• [What is needed] Could you give the data below again, exactly and completely?
*** Block opens ***
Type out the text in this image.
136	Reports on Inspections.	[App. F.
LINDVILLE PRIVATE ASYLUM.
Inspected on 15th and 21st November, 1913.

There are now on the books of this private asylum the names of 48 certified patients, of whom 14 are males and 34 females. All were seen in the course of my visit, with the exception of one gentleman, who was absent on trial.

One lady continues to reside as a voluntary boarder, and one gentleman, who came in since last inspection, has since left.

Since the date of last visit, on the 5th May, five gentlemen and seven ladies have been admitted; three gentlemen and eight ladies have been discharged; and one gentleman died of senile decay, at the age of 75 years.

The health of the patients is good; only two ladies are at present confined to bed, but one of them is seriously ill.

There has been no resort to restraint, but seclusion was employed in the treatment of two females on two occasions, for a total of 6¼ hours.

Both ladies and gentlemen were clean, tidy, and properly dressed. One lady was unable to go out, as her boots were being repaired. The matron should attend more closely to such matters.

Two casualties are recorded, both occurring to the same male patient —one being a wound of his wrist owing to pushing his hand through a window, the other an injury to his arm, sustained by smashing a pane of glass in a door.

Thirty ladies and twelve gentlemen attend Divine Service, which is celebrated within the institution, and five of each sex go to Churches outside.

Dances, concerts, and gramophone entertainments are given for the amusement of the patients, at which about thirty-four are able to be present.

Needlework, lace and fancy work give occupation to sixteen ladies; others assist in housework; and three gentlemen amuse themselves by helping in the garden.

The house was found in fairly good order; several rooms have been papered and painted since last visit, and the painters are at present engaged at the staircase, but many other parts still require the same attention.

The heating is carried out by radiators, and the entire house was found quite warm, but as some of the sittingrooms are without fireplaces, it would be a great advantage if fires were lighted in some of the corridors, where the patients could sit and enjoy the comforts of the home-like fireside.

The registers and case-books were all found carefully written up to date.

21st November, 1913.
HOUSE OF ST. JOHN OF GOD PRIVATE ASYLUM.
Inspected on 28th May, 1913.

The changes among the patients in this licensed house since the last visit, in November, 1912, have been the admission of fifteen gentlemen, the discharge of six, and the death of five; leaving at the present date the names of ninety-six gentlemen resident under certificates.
*** Block closes ***
• [Output of the task]
Type out the text in this image.
136	Reports on Inspections.	[App. F.
LINDVILLE PRIVATE ASYLUM.
Inspected on 15th and 21st November, 1913.

There are now on the books of this private asylum the names of 48 certified patients, of whom 14 are males and 34 females. All were seen in the course of my visit, with the exception of one gentleman, who was absent on trial.

One lady continues to reside as a voluntary boarder, and one gentleman, who came in since last inspection, has since left.

Since the date of last visit, on the 5th May, five gentlemen and seven ladies have been admitted; three gentlemen and eight ladies have been discharged; and one gentleman died of senile decay, at the age of 75 years.

The health of the patients is good; only two ladies are at present confined to bed, but one of them is seriously ill.

There has been no resort to restraint, but seclusion was employed in the treatment of two females on two occasions, for a total of 6¼ hours.

Both ladies and gentlemen were clean, tidy, and properly dressed. One lady was unable to go out, as her boots were being repaired. The matron should attend more closely to such matters.

Two casualties are recorded, both occurring to the same male patient —one being a wound of his wrist owing to pushing his hand through a window, the other an injury to his arm, sustained by smashing a pane of glass in a door.

Thirty ladies and twelve gentlemen attend Divine Service, which is celebrated within the institution, and five of each sex go to Churches outside.

Dances, concerts, and gramophone entertainments are given for the amusement of the patients, at which about thirty-four are able to be present.

Needlework, lace and fancy work give occupation to sixteen ladies; others assist in housework; and three gentlemen amuse themselves by helping in the garden.

The house was found in fairly good order; several rooms have been papered and painted since last visit, and the painters are at present engaged at the staircase, but many other parts still require the same attention.

The heating is carried out by radiators, and the entire house was found quite warm, but as some of the sittingrooms are without fireplaces, it would be a great advantage if fires were lighted in some of the corridors, where the patients could sit and enjoy the comforts of the home-like fireside.

The registers and case-books were all found carefully written up to date.

21st November, 1913.
HOUSE OF ST. JOHN OF GOD PRIVATE ASYLUM.
Inspected on 28th May, 1913.

The changes among the patients in this licensed house since the last visit, in November, 1912, have been the admission of fifteen gentlemen, the discharge of six, and the death of five; leaving at the present date the names of ninety-six gentlemen resident under certificates.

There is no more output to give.